EXERCISE. Within the data that follows, how many lines carry the string "залоге"? Give the number alone.

Source data
---
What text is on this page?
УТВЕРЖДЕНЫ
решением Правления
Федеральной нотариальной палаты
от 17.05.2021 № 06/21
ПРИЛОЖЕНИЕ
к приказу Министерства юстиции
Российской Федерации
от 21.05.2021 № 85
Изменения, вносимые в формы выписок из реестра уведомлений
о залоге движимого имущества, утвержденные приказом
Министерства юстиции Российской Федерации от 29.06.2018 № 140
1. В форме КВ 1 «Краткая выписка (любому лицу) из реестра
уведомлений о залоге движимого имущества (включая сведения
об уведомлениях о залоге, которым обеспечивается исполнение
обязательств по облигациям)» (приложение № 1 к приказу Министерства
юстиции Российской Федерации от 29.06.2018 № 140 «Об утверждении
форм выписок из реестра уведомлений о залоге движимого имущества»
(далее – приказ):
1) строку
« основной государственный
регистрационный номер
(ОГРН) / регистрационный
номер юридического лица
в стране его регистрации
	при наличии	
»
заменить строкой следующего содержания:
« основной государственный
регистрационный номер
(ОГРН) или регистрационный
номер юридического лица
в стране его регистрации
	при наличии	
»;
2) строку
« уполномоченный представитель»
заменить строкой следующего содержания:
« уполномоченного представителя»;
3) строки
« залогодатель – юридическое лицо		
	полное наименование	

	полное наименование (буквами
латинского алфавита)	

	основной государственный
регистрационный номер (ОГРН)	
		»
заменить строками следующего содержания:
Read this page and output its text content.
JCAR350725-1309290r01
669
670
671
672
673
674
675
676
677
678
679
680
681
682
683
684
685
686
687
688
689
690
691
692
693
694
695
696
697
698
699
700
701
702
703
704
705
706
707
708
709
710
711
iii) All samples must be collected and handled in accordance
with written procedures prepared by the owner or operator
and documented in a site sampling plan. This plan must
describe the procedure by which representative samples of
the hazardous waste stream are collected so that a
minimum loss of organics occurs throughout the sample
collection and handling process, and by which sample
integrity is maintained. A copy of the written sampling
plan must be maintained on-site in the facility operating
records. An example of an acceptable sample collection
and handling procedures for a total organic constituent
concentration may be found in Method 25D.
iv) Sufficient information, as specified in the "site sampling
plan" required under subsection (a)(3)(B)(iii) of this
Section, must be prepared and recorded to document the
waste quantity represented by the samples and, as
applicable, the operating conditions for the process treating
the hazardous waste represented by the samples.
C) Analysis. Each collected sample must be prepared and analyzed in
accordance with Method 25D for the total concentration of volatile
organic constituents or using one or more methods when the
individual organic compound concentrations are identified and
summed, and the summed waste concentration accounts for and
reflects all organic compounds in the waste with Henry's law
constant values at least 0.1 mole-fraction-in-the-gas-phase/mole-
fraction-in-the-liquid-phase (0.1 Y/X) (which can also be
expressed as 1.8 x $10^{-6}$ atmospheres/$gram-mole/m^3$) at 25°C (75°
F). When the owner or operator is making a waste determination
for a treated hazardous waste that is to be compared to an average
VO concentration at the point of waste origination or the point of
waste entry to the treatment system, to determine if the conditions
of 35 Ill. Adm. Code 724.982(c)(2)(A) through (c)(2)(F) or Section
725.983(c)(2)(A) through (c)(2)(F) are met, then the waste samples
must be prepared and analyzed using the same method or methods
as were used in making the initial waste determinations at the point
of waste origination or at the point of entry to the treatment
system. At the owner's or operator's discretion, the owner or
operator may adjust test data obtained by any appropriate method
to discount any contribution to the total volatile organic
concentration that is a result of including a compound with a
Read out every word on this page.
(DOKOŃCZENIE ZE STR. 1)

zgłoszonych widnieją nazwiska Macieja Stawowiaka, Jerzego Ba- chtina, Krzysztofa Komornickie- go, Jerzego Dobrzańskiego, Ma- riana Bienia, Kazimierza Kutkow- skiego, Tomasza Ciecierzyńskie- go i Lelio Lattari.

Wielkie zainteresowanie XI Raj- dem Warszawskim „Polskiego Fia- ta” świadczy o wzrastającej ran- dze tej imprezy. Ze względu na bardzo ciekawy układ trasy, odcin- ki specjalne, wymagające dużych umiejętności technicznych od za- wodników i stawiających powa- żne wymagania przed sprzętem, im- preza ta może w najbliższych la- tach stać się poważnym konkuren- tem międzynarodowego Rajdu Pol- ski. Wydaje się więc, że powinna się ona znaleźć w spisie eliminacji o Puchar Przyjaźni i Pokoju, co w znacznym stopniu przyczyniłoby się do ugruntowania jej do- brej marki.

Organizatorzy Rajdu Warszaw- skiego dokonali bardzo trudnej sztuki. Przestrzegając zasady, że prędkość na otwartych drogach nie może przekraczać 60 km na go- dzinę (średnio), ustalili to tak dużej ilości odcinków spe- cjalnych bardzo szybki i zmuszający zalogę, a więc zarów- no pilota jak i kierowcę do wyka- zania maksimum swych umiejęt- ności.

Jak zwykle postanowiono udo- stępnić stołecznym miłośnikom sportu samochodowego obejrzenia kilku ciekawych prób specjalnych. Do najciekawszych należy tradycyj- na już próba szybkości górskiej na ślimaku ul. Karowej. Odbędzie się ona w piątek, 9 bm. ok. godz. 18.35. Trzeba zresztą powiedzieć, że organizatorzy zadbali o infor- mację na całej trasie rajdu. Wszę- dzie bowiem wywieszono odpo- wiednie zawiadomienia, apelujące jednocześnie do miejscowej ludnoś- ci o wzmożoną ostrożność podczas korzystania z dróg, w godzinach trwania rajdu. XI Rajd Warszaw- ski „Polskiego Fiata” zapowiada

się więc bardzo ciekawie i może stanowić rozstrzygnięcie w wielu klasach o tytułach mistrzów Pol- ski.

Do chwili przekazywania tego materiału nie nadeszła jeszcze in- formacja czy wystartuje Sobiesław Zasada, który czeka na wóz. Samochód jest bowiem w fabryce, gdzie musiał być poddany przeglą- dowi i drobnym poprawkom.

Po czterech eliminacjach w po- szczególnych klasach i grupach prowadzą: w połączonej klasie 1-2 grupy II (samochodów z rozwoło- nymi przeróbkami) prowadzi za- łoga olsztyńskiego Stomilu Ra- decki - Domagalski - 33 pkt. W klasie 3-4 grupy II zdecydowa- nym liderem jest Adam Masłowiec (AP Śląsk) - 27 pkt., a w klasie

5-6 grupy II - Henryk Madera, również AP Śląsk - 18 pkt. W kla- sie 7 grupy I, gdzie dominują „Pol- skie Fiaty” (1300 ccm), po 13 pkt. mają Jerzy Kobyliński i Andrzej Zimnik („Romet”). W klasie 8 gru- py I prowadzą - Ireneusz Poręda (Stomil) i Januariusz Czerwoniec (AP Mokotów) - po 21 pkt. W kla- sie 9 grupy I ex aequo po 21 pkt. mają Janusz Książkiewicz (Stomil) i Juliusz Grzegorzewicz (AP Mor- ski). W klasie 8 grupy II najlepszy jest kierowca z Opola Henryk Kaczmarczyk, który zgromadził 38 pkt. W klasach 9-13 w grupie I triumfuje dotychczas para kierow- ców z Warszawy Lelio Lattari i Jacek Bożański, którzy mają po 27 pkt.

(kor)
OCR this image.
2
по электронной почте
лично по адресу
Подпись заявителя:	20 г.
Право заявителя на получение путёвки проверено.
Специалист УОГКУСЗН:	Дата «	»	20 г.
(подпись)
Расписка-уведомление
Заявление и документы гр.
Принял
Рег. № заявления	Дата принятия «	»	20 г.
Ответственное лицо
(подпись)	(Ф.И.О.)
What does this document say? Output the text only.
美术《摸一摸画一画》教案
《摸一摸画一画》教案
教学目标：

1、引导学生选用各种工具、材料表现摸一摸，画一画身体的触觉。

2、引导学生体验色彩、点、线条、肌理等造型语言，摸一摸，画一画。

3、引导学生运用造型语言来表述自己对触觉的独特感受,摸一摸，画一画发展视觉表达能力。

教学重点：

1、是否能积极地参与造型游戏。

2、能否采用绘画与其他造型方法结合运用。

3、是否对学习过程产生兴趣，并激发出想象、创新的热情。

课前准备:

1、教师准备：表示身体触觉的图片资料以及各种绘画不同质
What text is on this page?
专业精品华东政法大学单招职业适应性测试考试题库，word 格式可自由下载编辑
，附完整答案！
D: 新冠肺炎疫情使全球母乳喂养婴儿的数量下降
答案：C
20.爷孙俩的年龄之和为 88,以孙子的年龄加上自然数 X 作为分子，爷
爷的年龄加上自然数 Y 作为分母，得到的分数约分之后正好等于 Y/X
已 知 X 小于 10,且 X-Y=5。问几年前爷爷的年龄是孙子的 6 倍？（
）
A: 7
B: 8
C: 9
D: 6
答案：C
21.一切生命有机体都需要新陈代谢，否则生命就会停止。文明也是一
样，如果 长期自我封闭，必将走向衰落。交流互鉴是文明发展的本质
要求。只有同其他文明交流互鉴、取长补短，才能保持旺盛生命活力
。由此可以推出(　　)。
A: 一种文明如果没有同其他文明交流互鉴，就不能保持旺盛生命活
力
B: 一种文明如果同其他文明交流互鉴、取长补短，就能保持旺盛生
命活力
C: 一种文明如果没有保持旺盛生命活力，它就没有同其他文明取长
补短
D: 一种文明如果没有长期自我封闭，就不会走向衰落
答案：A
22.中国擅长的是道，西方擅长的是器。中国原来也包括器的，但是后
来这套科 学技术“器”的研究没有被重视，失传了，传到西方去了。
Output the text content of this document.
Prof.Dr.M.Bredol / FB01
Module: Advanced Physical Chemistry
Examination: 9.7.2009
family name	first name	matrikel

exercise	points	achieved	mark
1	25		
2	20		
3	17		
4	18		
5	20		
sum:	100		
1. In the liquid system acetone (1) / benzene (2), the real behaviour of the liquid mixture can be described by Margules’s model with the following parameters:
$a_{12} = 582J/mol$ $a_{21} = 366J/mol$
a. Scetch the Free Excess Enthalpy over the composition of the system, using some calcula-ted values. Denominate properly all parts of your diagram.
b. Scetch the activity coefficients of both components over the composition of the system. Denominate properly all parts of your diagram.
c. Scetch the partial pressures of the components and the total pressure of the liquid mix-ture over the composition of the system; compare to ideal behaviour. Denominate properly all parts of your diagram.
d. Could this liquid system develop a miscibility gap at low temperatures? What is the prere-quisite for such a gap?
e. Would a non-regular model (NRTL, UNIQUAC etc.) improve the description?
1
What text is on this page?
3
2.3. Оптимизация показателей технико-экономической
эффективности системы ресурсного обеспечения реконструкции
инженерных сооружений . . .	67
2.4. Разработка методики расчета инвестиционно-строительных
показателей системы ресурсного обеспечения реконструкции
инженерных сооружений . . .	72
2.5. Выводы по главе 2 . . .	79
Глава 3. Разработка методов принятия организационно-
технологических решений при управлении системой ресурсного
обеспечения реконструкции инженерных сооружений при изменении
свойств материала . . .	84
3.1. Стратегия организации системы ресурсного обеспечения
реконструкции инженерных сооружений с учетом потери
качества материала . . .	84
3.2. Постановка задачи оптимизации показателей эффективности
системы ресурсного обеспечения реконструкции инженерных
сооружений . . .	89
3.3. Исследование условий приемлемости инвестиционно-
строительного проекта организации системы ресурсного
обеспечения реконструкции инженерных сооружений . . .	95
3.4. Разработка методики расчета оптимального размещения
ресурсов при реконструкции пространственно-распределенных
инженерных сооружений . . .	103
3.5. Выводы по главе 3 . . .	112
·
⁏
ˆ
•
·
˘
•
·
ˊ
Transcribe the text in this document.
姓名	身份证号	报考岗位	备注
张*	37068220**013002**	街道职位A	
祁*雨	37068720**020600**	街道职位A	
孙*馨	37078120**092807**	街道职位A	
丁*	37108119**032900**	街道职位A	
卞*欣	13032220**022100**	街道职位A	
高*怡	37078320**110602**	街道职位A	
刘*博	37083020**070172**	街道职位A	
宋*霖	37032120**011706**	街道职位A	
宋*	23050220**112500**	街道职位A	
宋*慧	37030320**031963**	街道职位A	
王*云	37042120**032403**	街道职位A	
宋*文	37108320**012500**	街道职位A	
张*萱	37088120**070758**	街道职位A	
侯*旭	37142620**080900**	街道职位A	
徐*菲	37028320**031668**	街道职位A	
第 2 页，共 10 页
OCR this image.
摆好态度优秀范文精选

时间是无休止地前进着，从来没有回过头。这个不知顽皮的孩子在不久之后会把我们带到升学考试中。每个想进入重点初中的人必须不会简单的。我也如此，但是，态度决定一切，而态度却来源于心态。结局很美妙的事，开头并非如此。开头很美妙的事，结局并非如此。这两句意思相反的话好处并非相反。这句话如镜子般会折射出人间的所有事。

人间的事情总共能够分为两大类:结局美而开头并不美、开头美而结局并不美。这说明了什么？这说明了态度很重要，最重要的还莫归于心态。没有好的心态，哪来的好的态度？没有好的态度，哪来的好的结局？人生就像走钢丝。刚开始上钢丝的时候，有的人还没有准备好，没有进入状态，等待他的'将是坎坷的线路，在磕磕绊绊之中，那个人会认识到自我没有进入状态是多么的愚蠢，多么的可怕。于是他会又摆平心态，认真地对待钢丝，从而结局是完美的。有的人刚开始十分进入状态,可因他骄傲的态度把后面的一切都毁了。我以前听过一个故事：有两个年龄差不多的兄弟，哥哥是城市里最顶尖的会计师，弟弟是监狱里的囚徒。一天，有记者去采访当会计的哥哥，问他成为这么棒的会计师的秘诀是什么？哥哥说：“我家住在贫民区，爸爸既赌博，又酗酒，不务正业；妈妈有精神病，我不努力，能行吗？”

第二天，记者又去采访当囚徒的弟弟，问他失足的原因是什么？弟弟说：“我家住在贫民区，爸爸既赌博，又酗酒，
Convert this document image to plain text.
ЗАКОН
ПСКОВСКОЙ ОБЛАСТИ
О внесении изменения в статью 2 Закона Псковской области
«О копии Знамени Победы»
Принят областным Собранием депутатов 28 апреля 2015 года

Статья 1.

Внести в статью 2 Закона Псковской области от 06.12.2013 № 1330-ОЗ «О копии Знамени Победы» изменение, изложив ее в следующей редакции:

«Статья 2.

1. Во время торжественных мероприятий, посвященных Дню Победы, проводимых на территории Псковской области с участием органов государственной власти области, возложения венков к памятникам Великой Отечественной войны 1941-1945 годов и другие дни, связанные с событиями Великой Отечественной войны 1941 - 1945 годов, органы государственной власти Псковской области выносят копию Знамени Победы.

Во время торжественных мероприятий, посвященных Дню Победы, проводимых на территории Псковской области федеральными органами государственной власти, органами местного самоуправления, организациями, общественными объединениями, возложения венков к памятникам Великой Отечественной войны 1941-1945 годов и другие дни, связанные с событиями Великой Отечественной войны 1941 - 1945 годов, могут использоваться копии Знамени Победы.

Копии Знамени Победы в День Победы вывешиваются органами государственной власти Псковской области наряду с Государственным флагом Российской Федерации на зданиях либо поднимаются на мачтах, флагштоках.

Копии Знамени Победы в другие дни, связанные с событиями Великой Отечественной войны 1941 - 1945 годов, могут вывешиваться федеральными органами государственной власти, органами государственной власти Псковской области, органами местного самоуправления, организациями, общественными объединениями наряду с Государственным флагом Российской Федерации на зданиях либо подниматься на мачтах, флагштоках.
---
SOLUTION FOR THIS PROBLEM. 4